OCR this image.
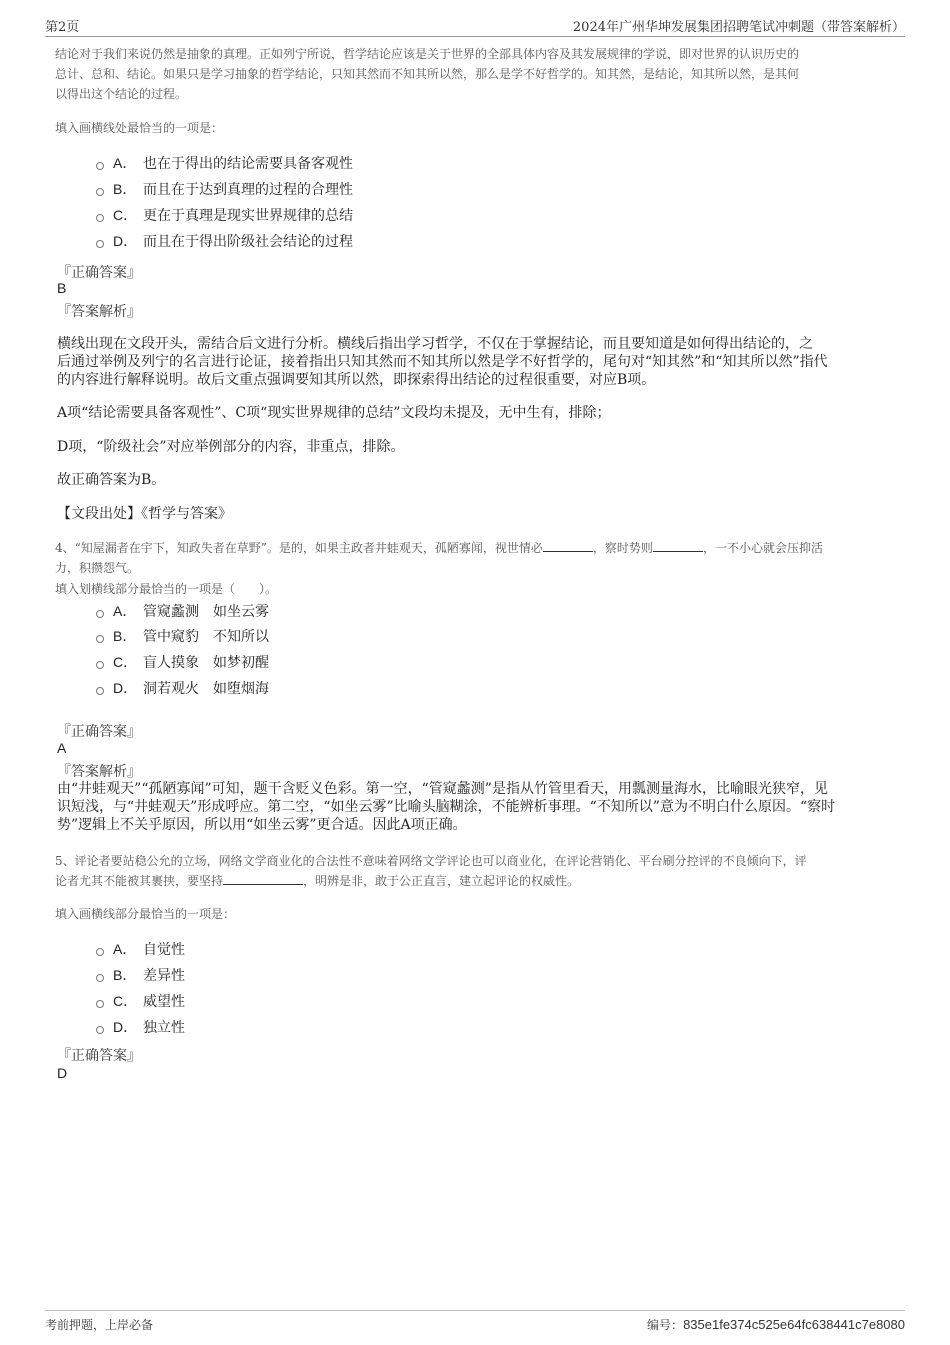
第2页	2024年广州华坤发展集团招聘笔试冲刺题（带答案解析）
结论对于我们来说仍然是抽象的真理。正如列宁所说，哲学结论应该是关于世界的全部具体内容及其发展规律的学说，即对世界的认识历史的
总计、总和、结论。如果只是学习抽象的哲学结论，只知其然而不知其所以然，那么是学不好哲学的。知其然，是结论，知其所以然，是其何
以得出这个结论的过程。
填入画横线处最恰当的一项是：
A． 也在于得出的结论需要具备客观性
B． 而且在于达到真理的过程的合理性
C． 更在于真理是现实世界规律的总结
D． 而且在于得出阶级社会结论的过程
『正确答案』
B
『答案解析』
横线出现在文段开头，需结合后文进行分析。横线后指出学习哲学，不仅在于掌握结论，而且要知道是如何得出结论的，之
后通过举例及列宁的名言进行论证，接着指出只知其然而不知其所以然是学不好哲学的，尾句对“知其然”和“知其所以然”指代
的内容进行解释说明。故后文重点强调要知其所以然，即探索得出结论的过程很重要，对应B项。
A项“结论需要具备客观性”、C项“现实世界规律的总结”文段均未提及，无中生有，排除；
D项，“阶级社会”对应举例部分的内容，非重点，排除。
故正确答案为B。
【文段出处】《哲学与答案》
4、“知屋漏者在宇下，知政失者在草野”。是的，如果主政者井蛙观天，孤陋寡闻，视世情必	，察时势则	，一不小心就会压抑活
力，积攒怨气。
填入划横线部分最恰当的一项是（　　）。
A． 管窥蠡测　如坐云雾
B． 管中窥豹　不知所以
C． 盲人摸象　如梦初醒
D． 洞若观火　如堕烟海
『正确答案』
A
『答案解析』
由“井蛙观天”“孤陋寡闻”可知，题干含贬义色彩。第一空，“管窥蠡测”是指从竹管里看天，用瓢测量海水，比喻眼光狭窄，见
识短浅，与“井蛙观天”形成呼应。第二空，“如坐云雾”比喻头脑糊涂，不能辨析事理。“不知所以”意为不明白什么原因。“察时
势”逻辑上不关乎原因，所以用“如坐云雾”更合适。因此A项正确。
5、评论者要站稳公允的立场，网络文学商业化的合法性不意味着网络文学评论也可以商业化，在评论营销化、平台刷分控评的不良倾向下，评
论者尤其不能被其裹挟，要坚持	，明辨是非，敢于公正直言，建立起评论的权威性。
填入画横线部分最恰当的一项是：
A． 自觉性
B． 差异性
C． 威望性
D． 独立性
『正确答案』
D
考前押题，上岸必备	编号：835e1fe374c525e64fc638441c7e8080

What you have to do |
Transcribe the listing above verbatim. Omit the pictures.

Solution for this task |
OCR this image.
第2页	2024年广州华坤发展集团招聘笔试冲刺题（带答案解析）
结论对于我们来说仍然是抽象的真理。正如列宁所说，哲学结论应该是关于世界的全部具体内容及其发展规律的学说，即对世界的认识历史的
总计、总和、结论。如果只是学习抽象的哲学结论，只知其然而不知其所以然，那么是学不好哲学的。知其然，是结论，知其所以然，是其何
以得出这个结论的过程。
填入画横线处最恰当的一项是：
A． 也在于得出的结论需要具备客观性
B． 而且在于达到真理的过程的合理性
C． 更在于真理是现实世界规律的总结
D． 而且在于得出阶级社会结论的过程
『正确答案』
B
『答案解析』
横线出现在文段开头，需结合后文进行分析。横线后指出学习哲学，不仅在于掌握结论，而且要知道是如何得出结论的，之
后通过举例及列宁的名言进行论证，接着指出只知其然而不知其所以然是学不好哲学的，尾句对“知其然”和“知其所以然”指代
的内容进行解释说明。故后文重点强调要知其所以然，即探索得出结论的过程很重要，对应B项。
A项“结论需要具备客观性”、C项“现实世界规律的总结”文段均未提及，无中生有，排除；
D项，“阶级社会”对应举例部分的内容，非重点，排除。
故正确答案为B。
【文段出处】《哲学与答案》
4、“知屋漏者在宇下，知政失者在草野”。是的，如果主政者井蛙观天，孤陋寡闻，视世情必	，察时势则	，一不小心就会压抑活
力，积攒怨气。
填入划横线部分最恰当的一项是（　　）。
A． 管窥蠡测　如坐云雾
B． 管中窥豹　不知所以
C． 盲人摸象　如梦初醒
D． 洞若观火　如堕烟海
『正确答案』
A
『答案解析』
由“井蛙观天”“孤陋寡闻”可知，题干含贬义色彩。第一空，“管窥蠡测”是指从竹管里看天，用瓢测量海水，比喻眼光狭窄，见
识短浅，与“井蛙观天”形成呼应。第二空，“如坐云雾”比喻头脑糊涂，不能辨析事理。“不知所以”意为不明白什么原因。“察时
势”逻辑上不关乎原因，所以用“如坐云雾”更合适。因此A项正确。
5、评论者要站稳公允的立场，网络文学商业化的合法性不意味着网络文学评论也可以商业化，在评论营销化、平台刷分控评的不良倾向下，评
论者尤其不能被其裹挟，要坚持	，明辨是非，敢于公正直言，建立起评论的权威性。
填入画横线部分最恰当的一项是：
A． 自觉性
B． 差异性
C． 威望性
D． 独立性
『正确答案』
D
考前押题，上岸必备	编号：835e1fe374c525e64fc638441c7e8080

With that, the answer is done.